THE TASK:
Show every line below where "type" appears.

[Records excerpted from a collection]

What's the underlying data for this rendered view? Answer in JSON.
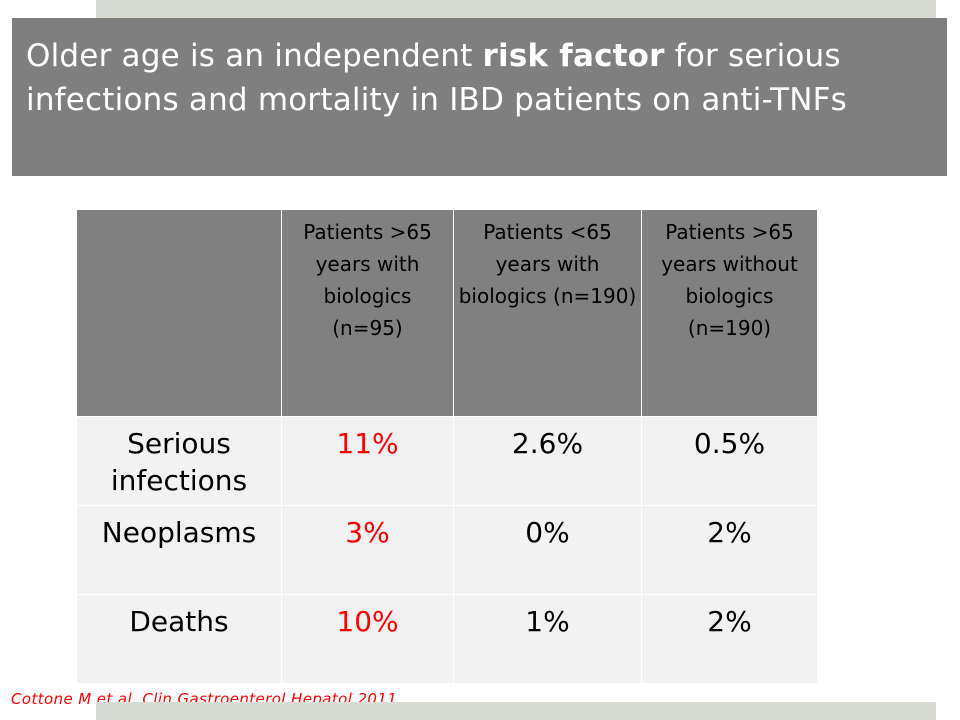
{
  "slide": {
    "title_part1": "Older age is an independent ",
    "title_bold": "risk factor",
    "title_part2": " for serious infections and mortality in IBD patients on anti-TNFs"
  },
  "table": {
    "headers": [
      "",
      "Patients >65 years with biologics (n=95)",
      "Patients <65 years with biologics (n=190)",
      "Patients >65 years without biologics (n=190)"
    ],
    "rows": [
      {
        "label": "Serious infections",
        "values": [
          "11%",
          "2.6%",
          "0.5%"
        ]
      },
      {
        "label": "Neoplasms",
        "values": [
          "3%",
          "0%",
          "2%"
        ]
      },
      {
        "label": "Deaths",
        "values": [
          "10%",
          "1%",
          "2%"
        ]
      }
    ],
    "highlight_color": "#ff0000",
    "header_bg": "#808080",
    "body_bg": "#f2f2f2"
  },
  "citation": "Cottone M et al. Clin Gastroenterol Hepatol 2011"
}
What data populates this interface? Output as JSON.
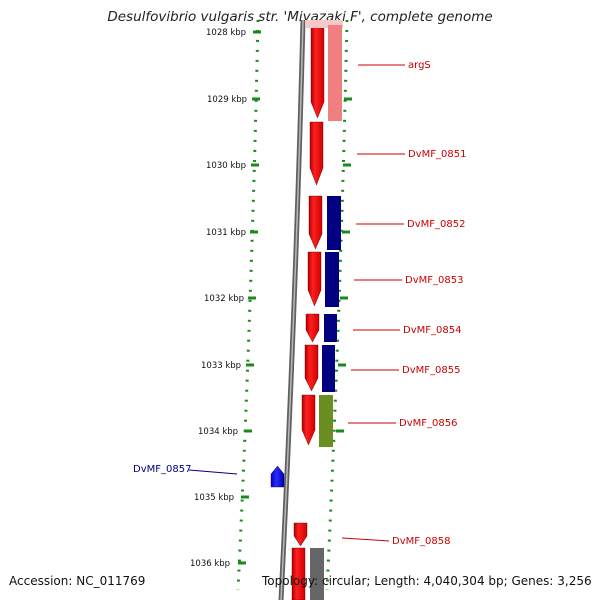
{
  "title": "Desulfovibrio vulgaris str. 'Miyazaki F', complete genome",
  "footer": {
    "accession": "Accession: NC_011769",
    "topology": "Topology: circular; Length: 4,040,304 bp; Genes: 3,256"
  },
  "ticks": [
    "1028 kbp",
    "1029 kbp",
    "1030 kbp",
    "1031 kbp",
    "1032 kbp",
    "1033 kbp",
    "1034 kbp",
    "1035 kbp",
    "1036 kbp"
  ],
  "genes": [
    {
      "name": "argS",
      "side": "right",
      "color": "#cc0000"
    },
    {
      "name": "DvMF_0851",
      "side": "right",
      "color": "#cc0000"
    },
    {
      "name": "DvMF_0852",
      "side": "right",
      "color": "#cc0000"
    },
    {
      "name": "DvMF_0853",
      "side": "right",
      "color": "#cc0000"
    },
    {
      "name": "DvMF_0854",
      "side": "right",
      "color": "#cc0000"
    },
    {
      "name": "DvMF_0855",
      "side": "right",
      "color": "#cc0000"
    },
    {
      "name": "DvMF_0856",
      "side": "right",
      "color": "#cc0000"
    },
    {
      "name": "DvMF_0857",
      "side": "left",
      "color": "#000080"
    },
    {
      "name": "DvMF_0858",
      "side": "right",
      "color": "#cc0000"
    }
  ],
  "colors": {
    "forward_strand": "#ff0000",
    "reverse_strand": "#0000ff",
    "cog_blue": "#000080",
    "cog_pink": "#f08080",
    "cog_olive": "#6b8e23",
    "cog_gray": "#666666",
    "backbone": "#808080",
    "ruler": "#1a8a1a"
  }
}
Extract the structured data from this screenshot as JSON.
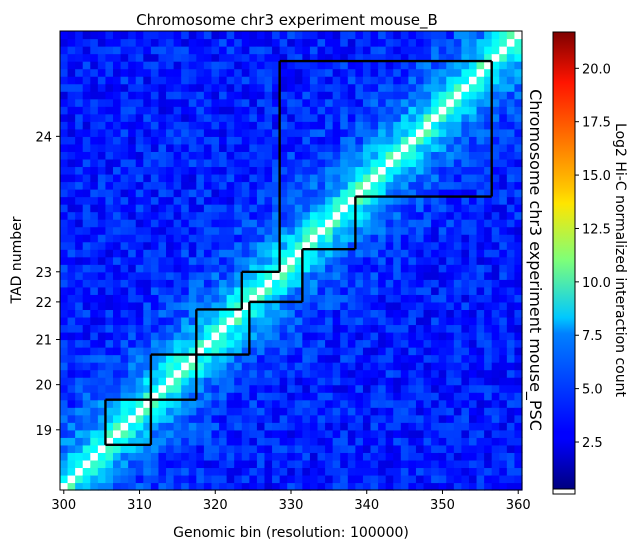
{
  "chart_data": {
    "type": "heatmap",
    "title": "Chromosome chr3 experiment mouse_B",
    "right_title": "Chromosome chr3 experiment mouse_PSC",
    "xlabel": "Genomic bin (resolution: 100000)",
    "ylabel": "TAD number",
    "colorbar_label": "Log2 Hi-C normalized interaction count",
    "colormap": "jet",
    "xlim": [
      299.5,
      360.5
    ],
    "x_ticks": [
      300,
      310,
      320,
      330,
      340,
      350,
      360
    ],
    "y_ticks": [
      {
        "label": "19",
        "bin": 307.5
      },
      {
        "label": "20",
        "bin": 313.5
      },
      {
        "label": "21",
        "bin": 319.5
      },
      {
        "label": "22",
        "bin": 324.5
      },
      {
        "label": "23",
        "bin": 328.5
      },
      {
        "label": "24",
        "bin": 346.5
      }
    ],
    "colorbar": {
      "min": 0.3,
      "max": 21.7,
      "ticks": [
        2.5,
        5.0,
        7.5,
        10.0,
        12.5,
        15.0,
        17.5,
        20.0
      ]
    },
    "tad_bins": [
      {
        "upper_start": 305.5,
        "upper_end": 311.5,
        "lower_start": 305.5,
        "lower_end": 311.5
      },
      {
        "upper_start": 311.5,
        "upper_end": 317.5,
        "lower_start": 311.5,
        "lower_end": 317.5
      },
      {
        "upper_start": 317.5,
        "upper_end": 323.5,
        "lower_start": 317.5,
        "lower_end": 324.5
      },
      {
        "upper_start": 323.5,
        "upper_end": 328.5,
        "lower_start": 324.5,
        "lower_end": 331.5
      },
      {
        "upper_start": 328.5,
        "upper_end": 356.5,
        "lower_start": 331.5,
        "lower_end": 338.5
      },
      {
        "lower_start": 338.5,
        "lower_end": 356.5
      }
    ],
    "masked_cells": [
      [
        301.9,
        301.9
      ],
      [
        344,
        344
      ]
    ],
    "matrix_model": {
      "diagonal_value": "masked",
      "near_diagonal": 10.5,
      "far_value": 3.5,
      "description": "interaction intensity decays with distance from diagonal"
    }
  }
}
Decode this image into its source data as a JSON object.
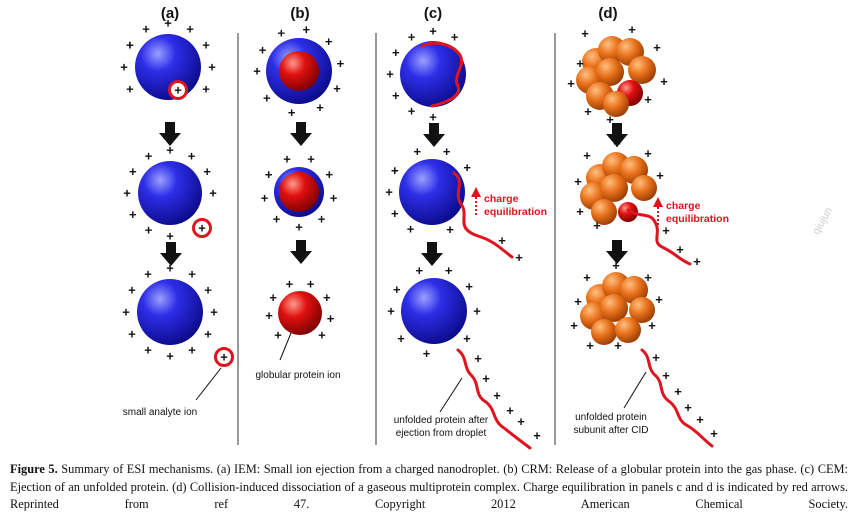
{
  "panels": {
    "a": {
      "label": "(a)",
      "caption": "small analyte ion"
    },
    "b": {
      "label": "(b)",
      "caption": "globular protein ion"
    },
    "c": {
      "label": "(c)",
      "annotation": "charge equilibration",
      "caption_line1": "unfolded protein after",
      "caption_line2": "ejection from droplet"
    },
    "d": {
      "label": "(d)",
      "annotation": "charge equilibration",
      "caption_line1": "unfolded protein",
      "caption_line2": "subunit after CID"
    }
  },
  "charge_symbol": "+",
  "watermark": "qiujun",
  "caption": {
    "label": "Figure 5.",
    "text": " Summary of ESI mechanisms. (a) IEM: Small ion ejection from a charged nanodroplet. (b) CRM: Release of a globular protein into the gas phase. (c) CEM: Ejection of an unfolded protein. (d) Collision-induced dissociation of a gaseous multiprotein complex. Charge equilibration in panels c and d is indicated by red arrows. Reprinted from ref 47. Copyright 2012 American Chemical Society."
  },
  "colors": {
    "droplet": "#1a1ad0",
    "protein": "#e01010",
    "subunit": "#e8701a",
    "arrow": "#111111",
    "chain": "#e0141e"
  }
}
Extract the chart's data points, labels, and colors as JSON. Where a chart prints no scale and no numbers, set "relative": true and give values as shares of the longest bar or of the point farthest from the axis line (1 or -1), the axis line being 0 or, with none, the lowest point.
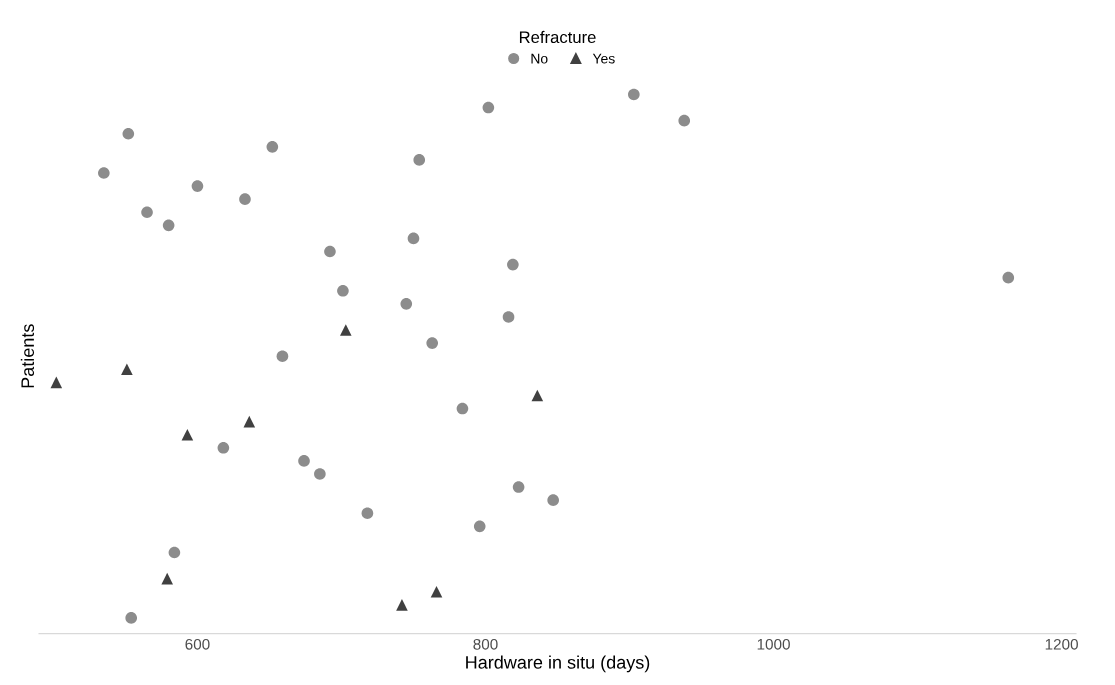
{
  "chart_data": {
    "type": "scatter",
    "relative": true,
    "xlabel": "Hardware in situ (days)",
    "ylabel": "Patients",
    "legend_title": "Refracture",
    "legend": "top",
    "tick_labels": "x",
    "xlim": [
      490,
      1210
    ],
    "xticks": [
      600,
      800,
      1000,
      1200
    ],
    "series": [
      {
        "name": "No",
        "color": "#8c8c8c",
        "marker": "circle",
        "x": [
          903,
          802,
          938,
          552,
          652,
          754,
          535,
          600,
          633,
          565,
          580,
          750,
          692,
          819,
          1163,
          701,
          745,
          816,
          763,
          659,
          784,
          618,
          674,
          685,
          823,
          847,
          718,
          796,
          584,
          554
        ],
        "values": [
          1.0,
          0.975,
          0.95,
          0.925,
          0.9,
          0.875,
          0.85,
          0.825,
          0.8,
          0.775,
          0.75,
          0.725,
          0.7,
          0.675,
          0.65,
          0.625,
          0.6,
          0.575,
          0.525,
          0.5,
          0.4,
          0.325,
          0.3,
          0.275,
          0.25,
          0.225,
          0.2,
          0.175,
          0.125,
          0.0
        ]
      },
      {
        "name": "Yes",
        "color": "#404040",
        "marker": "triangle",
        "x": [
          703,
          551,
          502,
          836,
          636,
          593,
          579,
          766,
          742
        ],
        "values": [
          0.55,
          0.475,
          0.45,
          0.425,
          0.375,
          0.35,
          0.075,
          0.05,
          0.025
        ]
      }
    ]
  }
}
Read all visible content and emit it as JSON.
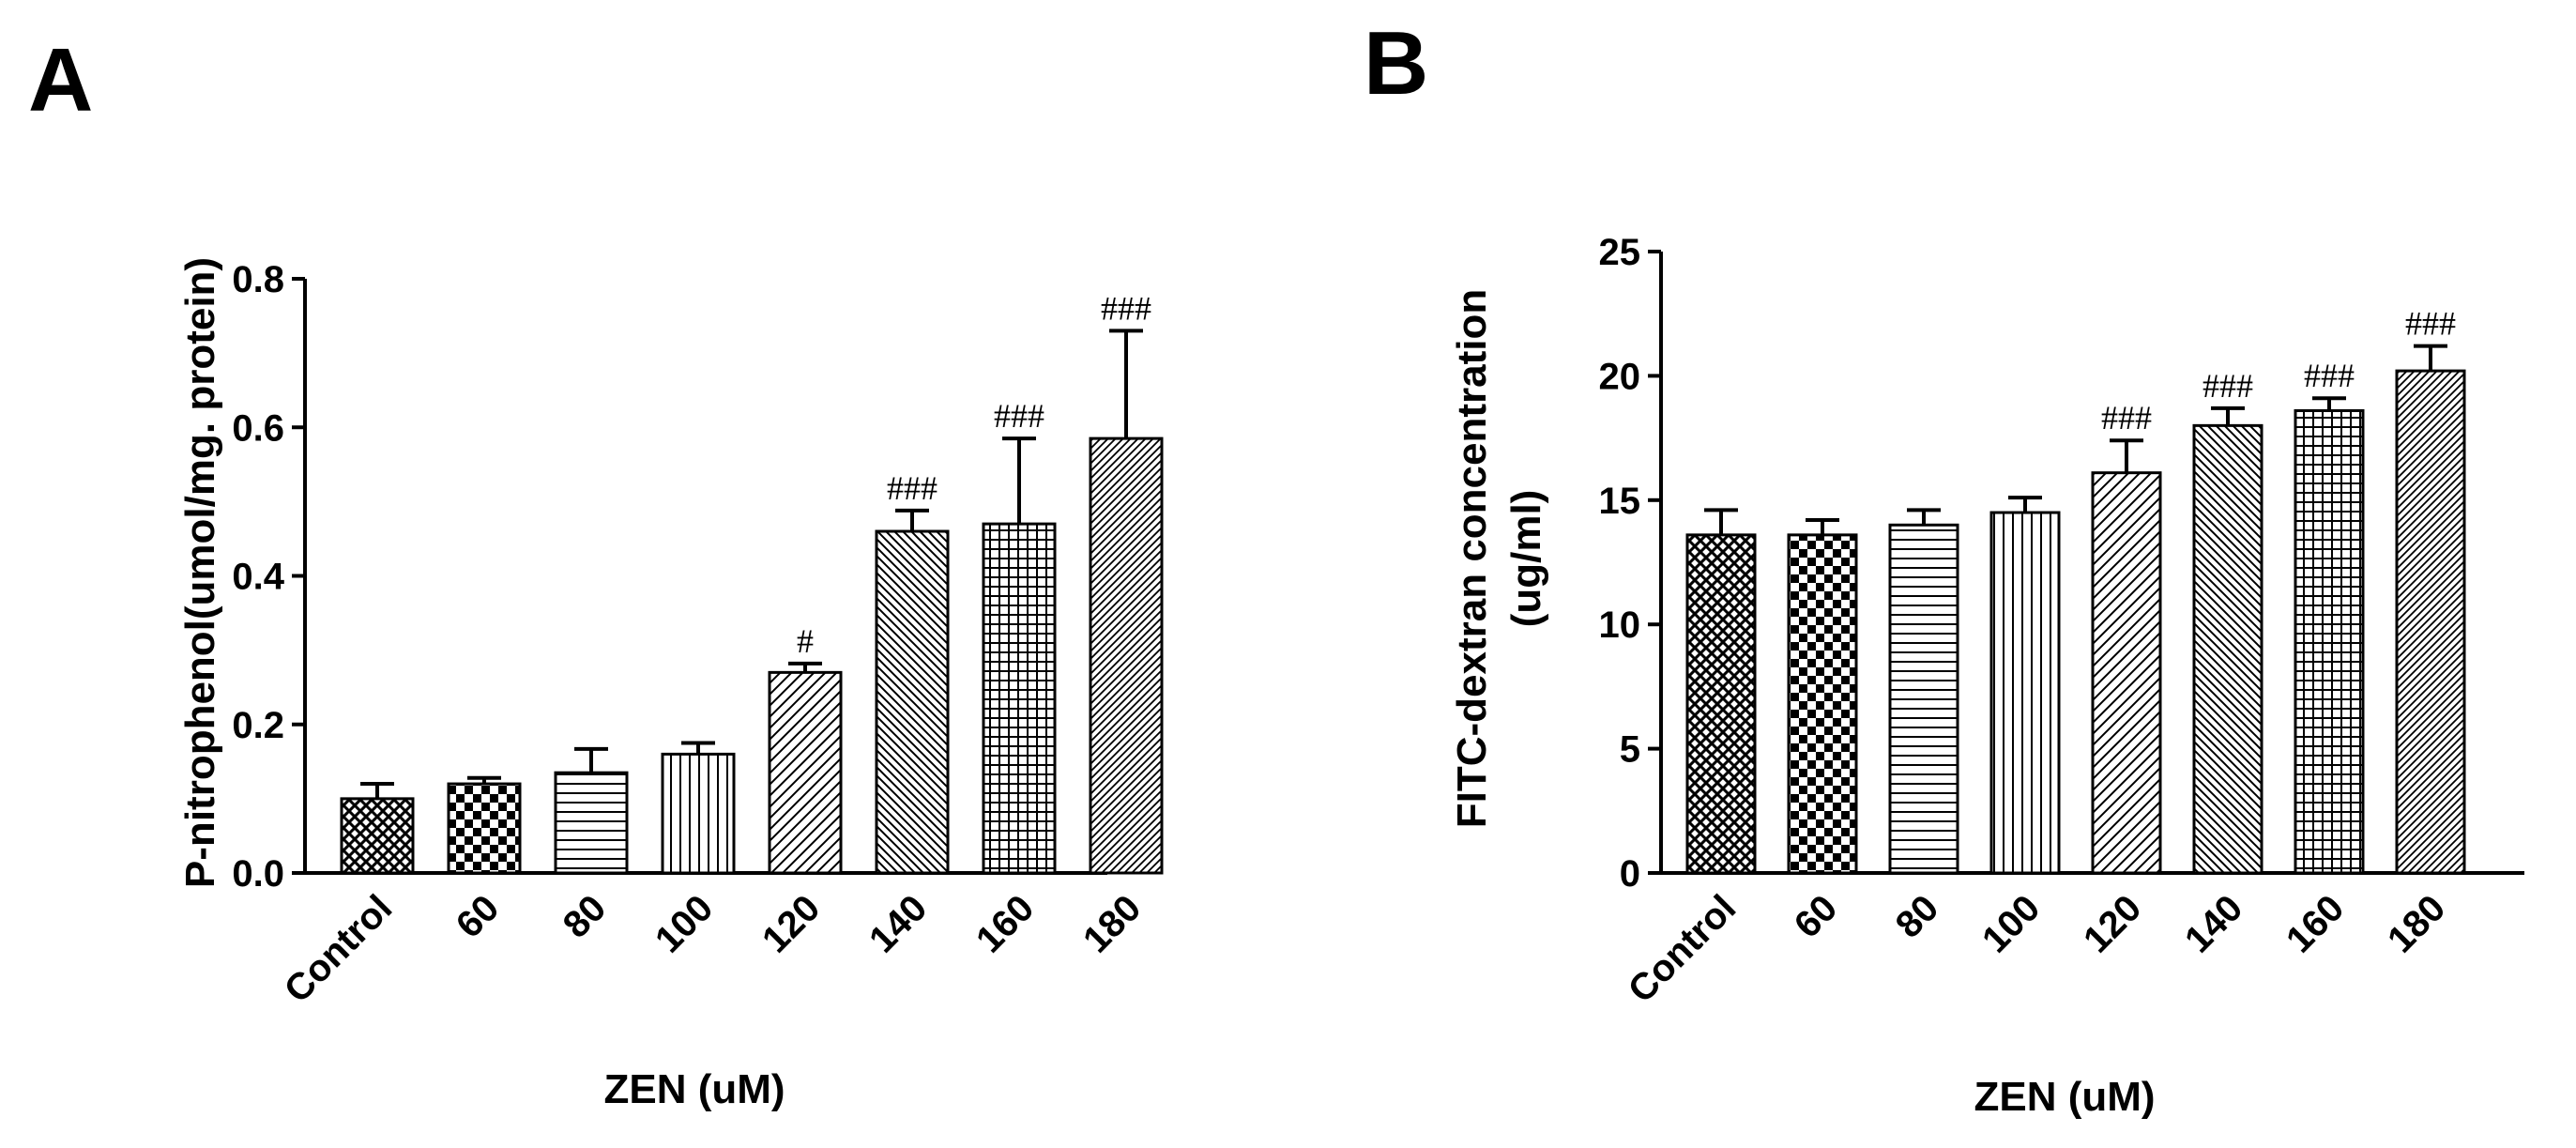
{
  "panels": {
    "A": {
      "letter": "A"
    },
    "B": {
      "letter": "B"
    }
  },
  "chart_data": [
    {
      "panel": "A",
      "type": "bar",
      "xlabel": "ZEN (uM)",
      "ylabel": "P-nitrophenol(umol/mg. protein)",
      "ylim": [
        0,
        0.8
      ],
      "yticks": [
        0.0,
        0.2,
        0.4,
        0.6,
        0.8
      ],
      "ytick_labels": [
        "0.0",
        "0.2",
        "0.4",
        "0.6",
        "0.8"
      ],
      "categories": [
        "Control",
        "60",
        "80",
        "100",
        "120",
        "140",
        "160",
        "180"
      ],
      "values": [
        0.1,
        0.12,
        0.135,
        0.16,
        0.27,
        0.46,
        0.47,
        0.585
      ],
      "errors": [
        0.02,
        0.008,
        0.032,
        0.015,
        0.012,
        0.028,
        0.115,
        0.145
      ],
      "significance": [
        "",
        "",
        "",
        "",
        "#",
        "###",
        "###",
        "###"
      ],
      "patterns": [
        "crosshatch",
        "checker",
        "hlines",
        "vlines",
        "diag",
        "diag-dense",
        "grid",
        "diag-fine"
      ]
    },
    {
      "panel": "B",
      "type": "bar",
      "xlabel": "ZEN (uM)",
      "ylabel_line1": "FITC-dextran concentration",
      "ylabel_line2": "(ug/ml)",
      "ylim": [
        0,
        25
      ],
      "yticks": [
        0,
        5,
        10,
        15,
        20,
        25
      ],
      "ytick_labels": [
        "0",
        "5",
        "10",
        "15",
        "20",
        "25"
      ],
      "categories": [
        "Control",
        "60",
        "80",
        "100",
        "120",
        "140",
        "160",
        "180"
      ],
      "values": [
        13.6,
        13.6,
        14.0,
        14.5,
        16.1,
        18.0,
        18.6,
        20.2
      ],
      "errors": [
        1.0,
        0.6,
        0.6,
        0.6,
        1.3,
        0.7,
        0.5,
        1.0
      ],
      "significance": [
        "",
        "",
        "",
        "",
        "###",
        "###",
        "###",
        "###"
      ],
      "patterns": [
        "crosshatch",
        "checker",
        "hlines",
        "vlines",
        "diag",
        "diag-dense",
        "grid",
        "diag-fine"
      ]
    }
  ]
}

TASK OUTPUT:
    "type": "heatmap",
    "type": "scatter",
      "type": "bar",
      "type": "bar",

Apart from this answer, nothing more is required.